REQUIRED WORK
Find every line below that contains the word "true" and copy it out.

AVAILABLE RECORDS
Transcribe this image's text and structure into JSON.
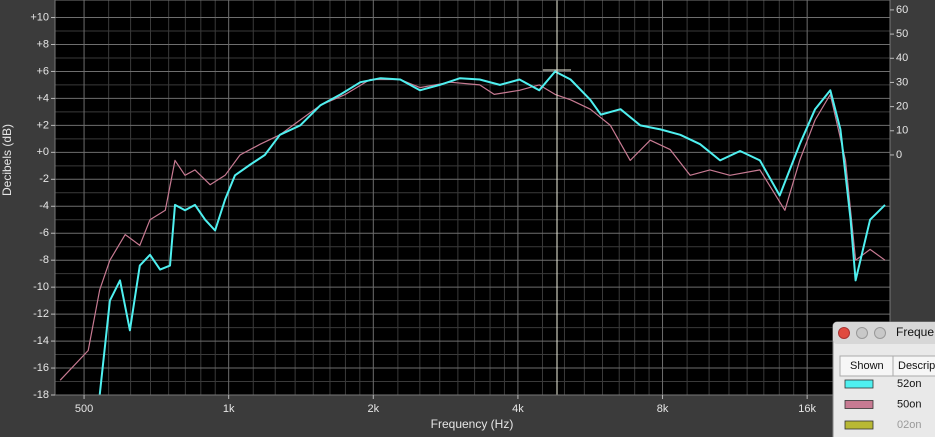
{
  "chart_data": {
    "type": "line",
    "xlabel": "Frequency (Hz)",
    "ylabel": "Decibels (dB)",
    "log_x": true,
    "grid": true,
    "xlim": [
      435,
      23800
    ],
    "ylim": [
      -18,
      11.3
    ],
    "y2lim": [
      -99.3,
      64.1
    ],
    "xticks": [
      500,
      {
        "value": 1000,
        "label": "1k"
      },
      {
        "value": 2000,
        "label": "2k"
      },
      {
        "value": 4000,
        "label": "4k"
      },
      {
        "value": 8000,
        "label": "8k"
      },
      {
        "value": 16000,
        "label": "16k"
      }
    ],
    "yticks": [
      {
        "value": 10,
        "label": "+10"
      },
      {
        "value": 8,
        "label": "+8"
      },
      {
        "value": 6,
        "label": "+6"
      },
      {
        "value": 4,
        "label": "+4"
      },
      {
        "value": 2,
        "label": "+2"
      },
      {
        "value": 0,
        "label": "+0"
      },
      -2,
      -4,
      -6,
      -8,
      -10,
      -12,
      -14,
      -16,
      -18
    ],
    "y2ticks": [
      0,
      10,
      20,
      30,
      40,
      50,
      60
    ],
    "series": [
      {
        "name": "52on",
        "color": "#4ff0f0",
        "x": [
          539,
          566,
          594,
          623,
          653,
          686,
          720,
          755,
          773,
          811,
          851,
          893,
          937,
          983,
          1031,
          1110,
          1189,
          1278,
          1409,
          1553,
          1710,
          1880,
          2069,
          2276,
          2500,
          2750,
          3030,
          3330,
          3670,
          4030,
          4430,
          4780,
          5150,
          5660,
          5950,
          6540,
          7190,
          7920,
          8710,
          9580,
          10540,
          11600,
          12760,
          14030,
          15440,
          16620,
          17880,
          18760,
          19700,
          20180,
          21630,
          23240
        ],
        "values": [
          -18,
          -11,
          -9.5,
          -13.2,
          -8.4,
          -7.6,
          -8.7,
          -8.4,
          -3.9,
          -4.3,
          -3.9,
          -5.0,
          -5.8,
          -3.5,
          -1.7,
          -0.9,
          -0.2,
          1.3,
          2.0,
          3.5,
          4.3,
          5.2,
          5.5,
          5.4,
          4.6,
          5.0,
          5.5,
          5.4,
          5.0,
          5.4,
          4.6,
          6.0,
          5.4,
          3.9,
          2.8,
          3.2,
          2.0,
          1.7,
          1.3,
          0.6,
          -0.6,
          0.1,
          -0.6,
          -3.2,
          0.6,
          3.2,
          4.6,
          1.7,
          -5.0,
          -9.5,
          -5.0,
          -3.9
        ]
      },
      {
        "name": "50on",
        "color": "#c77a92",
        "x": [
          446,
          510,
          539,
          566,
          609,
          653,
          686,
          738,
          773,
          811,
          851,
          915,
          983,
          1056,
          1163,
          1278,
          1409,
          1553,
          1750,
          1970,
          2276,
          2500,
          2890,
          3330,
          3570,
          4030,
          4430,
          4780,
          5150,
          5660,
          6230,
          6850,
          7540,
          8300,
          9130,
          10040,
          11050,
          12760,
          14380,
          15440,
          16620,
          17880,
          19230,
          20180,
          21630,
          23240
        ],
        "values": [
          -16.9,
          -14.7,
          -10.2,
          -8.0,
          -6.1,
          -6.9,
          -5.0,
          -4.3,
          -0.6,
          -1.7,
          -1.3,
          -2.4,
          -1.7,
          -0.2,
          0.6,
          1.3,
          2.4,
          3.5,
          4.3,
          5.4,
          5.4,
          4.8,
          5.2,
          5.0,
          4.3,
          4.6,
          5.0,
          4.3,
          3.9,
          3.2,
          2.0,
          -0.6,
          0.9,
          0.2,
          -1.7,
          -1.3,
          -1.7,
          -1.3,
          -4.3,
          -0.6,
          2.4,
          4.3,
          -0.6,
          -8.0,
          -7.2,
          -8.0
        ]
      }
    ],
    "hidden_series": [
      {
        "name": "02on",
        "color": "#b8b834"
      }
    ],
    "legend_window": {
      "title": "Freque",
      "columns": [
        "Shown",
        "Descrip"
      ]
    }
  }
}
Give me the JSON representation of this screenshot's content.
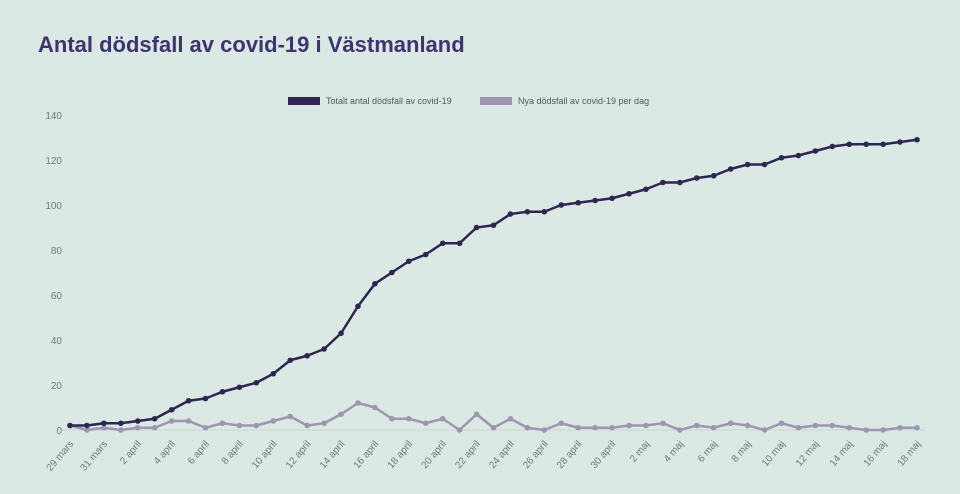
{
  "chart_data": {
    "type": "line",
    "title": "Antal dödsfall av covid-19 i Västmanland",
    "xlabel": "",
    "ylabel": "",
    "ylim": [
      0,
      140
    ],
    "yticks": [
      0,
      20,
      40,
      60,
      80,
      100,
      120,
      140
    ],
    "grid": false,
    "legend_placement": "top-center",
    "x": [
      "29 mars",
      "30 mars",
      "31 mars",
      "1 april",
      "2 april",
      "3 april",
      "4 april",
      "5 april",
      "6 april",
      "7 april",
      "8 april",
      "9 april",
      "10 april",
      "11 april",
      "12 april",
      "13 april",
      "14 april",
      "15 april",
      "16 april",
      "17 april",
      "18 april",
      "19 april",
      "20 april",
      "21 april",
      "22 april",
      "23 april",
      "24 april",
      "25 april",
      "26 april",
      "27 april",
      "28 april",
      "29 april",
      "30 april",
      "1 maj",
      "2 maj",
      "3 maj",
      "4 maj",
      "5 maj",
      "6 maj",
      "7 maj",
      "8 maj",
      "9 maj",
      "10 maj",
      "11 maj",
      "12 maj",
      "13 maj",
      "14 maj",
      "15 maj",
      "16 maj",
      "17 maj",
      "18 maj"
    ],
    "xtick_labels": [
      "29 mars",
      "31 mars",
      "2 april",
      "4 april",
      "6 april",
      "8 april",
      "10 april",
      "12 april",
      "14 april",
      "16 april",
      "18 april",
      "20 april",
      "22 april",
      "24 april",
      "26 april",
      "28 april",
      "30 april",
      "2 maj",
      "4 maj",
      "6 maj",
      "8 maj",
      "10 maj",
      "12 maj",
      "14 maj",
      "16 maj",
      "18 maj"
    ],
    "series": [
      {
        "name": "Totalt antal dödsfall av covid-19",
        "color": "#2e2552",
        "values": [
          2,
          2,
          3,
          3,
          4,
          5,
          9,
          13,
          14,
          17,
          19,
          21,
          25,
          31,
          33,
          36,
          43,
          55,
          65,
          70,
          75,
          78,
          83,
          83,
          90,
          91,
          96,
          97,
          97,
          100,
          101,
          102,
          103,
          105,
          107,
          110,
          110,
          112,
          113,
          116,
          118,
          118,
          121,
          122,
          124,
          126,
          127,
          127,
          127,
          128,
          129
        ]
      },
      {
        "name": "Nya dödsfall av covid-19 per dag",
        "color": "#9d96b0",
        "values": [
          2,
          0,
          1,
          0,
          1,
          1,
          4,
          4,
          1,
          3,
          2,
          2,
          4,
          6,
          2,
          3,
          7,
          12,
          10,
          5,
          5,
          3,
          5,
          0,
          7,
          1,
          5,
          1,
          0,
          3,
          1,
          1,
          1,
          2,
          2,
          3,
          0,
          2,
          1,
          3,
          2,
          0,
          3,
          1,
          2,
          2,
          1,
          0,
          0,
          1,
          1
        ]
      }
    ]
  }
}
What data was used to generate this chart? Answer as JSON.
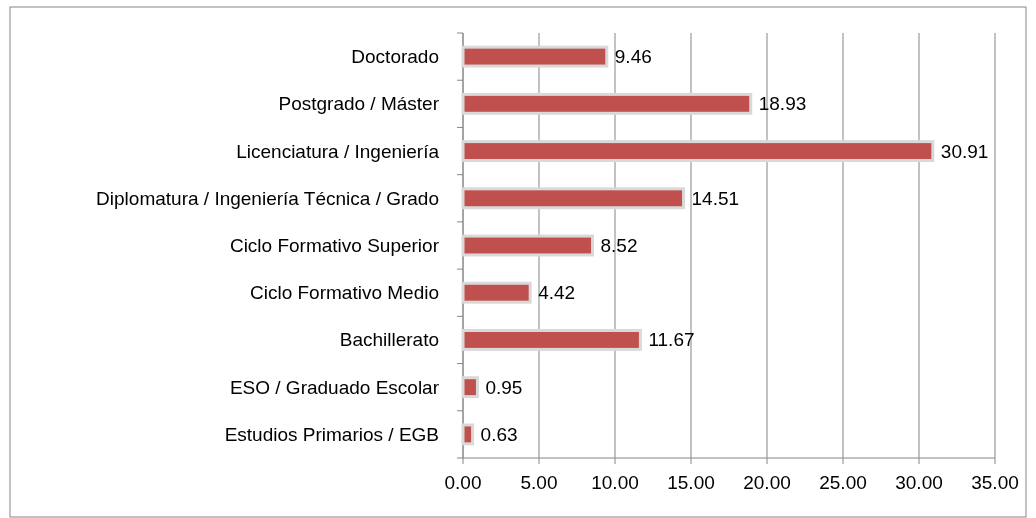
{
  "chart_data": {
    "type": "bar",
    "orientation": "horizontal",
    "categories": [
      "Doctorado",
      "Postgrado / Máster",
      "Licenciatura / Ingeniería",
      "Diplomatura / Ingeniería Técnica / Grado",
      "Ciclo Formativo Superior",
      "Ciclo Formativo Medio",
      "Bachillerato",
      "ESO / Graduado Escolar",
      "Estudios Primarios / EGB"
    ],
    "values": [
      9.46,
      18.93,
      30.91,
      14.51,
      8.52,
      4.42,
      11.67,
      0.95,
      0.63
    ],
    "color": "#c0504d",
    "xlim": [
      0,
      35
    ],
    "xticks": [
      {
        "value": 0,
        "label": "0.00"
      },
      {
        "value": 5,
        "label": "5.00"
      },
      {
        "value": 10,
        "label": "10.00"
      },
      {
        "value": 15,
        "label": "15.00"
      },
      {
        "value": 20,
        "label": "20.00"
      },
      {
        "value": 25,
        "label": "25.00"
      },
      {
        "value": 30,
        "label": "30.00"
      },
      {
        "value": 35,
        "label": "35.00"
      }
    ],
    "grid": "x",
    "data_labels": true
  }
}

...

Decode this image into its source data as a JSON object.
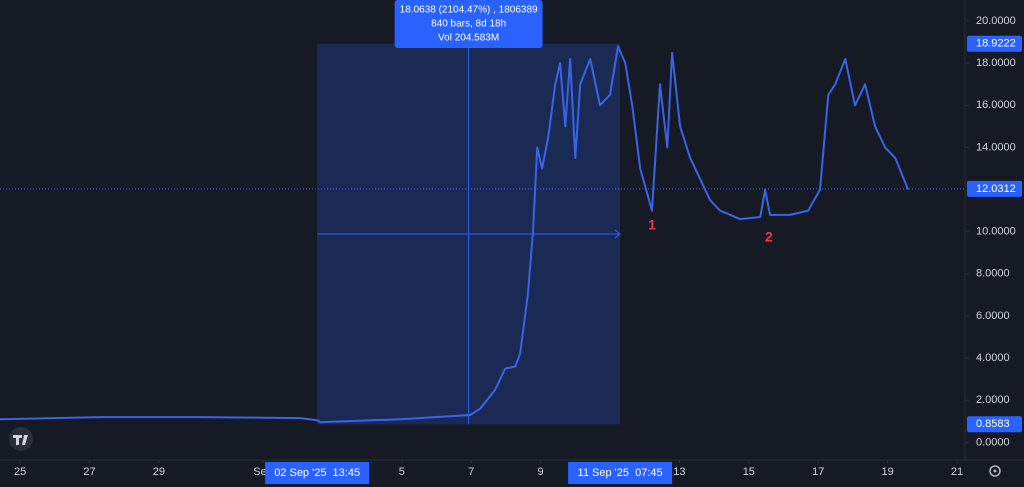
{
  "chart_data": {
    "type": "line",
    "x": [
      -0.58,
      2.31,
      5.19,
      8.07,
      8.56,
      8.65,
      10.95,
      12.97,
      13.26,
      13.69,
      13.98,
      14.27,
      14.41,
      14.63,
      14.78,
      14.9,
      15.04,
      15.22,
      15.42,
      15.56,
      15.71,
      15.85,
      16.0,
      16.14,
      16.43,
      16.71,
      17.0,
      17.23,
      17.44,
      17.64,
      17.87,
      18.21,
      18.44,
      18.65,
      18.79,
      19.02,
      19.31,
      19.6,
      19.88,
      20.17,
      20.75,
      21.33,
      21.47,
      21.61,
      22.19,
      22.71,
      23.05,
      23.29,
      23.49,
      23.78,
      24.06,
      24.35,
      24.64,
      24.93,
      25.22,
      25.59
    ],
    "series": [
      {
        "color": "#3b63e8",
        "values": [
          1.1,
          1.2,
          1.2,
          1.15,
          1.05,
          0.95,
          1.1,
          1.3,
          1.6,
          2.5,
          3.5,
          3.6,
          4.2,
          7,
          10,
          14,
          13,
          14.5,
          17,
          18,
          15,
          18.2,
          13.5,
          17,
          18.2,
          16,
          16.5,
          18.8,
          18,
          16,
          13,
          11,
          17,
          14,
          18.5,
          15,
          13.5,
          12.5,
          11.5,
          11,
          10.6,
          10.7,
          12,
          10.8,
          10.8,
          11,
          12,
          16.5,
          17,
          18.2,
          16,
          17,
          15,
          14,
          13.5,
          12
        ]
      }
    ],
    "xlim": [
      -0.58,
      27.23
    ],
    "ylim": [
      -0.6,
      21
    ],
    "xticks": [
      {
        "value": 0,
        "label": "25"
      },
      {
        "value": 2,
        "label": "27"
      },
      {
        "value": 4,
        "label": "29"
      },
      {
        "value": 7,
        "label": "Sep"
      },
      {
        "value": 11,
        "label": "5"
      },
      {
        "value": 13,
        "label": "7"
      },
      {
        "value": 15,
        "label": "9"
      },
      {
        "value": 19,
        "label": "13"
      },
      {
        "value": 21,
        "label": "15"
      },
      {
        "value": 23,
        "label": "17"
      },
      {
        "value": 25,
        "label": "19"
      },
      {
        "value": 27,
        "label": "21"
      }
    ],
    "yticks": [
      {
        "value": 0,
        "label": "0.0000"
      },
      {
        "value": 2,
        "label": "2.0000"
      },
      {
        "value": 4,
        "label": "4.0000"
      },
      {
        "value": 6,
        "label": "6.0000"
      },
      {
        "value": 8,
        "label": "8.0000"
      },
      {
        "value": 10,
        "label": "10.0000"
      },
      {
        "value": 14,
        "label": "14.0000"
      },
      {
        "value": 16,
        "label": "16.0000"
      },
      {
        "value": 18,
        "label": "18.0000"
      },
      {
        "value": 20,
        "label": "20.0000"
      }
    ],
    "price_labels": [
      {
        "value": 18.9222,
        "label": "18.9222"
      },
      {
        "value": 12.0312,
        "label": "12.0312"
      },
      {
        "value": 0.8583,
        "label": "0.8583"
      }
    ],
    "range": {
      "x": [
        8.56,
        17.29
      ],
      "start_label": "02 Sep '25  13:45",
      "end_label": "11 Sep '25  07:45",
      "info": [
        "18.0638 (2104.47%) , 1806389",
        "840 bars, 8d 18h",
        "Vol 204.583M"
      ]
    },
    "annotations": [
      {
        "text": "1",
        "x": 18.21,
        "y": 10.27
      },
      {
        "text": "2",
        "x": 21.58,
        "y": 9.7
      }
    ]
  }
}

---

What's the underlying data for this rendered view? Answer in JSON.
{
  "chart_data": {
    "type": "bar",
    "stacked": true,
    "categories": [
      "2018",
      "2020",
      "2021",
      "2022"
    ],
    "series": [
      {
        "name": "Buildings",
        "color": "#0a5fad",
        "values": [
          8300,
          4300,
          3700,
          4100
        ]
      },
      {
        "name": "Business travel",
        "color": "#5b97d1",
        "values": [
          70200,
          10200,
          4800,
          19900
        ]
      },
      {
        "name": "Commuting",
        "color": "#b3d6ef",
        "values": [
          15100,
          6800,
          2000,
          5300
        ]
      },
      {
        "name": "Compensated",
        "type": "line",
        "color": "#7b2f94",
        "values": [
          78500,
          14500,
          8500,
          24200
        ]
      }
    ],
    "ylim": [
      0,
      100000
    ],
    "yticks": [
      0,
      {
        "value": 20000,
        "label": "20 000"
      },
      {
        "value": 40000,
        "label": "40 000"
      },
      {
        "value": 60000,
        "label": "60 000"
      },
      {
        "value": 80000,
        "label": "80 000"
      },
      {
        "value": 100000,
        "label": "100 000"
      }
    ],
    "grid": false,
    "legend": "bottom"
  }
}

SOLUTION FOR THIS TASK
    "log_x": true,
    "grid": true,
    "data_labels": true
    "stacked": true,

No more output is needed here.